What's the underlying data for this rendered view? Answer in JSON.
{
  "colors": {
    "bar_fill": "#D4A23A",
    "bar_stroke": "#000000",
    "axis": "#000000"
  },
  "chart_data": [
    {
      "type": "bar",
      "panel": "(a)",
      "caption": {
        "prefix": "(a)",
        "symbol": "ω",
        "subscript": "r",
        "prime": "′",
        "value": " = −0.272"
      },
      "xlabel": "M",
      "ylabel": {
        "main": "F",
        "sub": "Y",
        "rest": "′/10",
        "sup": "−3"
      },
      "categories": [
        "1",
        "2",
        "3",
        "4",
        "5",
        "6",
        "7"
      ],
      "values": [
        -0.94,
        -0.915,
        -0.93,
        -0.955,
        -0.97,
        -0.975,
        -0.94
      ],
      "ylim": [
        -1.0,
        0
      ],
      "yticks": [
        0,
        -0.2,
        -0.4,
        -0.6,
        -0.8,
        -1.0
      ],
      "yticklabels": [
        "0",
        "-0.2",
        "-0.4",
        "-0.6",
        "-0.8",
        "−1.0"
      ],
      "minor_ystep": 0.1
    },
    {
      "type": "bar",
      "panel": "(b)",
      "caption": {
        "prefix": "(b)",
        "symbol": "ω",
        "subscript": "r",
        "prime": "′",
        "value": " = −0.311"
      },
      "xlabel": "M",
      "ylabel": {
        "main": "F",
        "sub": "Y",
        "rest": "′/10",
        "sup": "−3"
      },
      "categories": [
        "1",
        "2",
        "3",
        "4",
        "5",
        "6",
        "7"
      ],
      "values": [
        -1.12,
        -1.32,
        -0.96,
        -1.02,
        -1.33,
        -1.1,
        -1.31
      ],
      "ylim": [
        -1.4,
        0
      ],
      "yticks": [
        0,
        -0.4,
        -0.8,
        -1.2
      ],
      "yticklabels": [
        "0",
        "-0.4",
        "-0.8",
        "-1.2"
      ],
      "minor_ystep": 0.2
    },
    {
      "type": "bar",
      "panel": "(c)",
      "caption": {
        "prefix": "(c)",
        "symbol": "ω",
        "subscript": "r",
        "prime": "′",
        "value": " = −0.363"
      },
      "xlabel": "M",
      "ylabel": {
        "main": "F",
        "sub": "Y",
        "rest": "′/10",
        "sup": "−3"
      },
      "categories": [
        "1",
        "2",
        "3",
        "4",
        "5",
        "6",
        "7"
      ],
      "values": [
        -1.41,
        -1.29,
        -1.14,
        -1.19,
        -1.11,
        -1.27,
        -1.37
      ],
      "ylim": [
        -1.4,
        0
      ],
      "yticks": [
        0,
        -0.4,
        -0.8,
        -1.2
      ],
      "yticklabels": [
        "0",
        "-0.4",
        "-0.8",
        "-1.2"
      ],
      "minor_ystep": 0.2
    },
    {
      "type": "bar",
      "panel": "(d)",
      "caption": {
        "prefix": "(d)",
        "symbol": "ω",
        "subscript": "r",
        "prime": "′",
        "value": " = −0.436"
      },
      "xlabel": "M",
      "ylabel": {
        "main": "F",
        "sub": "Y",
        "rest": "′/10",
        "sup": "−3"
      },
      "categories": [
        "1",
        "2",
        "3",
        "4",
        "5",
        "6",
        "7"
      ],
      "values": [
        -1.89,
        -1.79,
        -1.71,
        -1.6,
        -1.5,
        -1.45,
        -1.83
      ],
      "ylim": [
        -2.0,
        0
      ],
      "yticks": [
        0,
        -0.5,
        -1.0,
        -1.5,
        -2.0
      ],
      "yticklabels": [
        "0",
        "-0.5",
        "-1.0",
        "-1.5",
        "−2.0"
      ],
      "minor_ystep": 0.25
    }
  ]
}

• What the exercise asks:
Make an exact copy of the listing, including every line.

• Complete output:
What's the underlying data for this rendered view? Answer in JSON.
{
  "colors": {
    "bar_fill": "#D4A23A",
    "bar_stroke": "#000000",
    "axis": "#000000"
  },
  "chart_data": [
    {
      "type": "bar",
      "panel": "(a)",
      "caption": {
        "prefix": "(a)",
        "symbol": "ω",
        "subscript": "r",
        "prime": "′",
        "value": " = −0.272"
      },
      "xlabel": "M",
      "ylabel": {
        "main": "F",
        "sub": "Y",
        "rest": "′/10",
        "sup": "−3"
      },
      "categories": [
        "1",
        "2",
        "3",
        "4",
        "5",
        "6",
        "7"
      ],
      "values": [
        -0.94,
        -0.915,
        -0.93,
        -0.955,
        -0.97,
        -0.975,
        -0.94
      ],
      "ylim": [
        -1.0,
        0
      ],
      "yticks": [
        0,
        -0.2,
        -0.4,
        -0.6,
        -0.8,
        -1.0
      ],
      "yticklabels": [
        "0",
        "-0.2",
        "-0.4",
        "-0.6",
        "-0.8",
        "−1.0"
      ],
      "minor_ystep": 0.1
    },
    {
      "type": "bar",
      "panel": "(b)",
      "caption": {
        "prefix": "(b)",
        "symbol": "ω",
        "subscript": "r",
        "prime": "′",
        "value": " = −0.311"
      },
      "xlabel": "M",
      "ylabel": {
        "main": "F",
        "sub": "Y",
        "rest": "′/10",
        "sup": "−3"
      },
      "categories": [
        "1",
        "2",
        "3",
        "4",
        "5",
        "6",
        "7"
      ],
      "values": [
        -1.12,
        -1.32,
        -0.96,
        -1.02,
        -1.33,
        -1.1,
        -1.31
      ],
      "ylim": [
        -1.4,
        0
      ],
      "yticks": [
        0,
        -0.4,
        -0.8,
        -1.2
      ],
      "yticklabels": [
        "0",
        "-0.4",
        "-0.8",
        "-1.2"
      ],
      "minor_ystep": 0.2
    },
    {
      "type": "bar",
      "panel": "(c)",
      "caption": {
        "prefix": "(c)",
        "symbol": "ω",
        "subscript": "r",
        "prime": "′",
        "value": " = −0.363"
      },
      "xlabel": "M",
      "ylabel": {
        "main": "F",
        "sub": "Y",
        "rest": "′/10",
        "sup": "−3"
      },
      "categories": [
        "1",
        "2",
        "3",
        "4",
        "5",
        "6",
        "7"
      ],
      "values": [
        -1.41,
        -1.29,
        -1.14,
        -1.19,
        -1.11,
        -1.27,
        -1.37
      ],
      "ylim": [
        -1.4,
        0
      ],
      "yticks": [
        0,
        -0.4,
        -0.8,
        -1.2
      ],
      "yticklabels": [
        "0",
        "-0.4",
        "-0.8",
        "-1.2"
      ],
      "minor_ystep": 0.2
    },
    {
      "type": "bar",
      "panel": "(d)",
      "caption": {
        "prefix": "(d)",
        "symbol": "ω",
        "subscript": "r",
        "prime": "′",
        "value": " = −0.436"
      },
      "xlabel": "M",
      "ylabel": {
        "main": "F",
        "sub": "Y",
        "rest": "′/10",
        "sup": "−3"
      },
      "categories": [
        "1",
        "2",
        "3",
        "4",
        "5",
        "6",
        "7"
      ],
      "values": [
        -1.89,
        -1.79,
        -1.71,
        -1.6,
        -1.5,
        -1.45,
        -1.83
      ],
      "ylim": [
        -2.0,
        0
      ],
      "yticks": [
        0,
        -0.5,
        -1.0,
        -1.5,
        -2.0
      ],
      "yticklabels": [
        "0",
        "-0.5",
        "-1.0",
        "-1.5",
        "−2.0"
      ],
      "minor_ystep": 0.25
    }
  ]
}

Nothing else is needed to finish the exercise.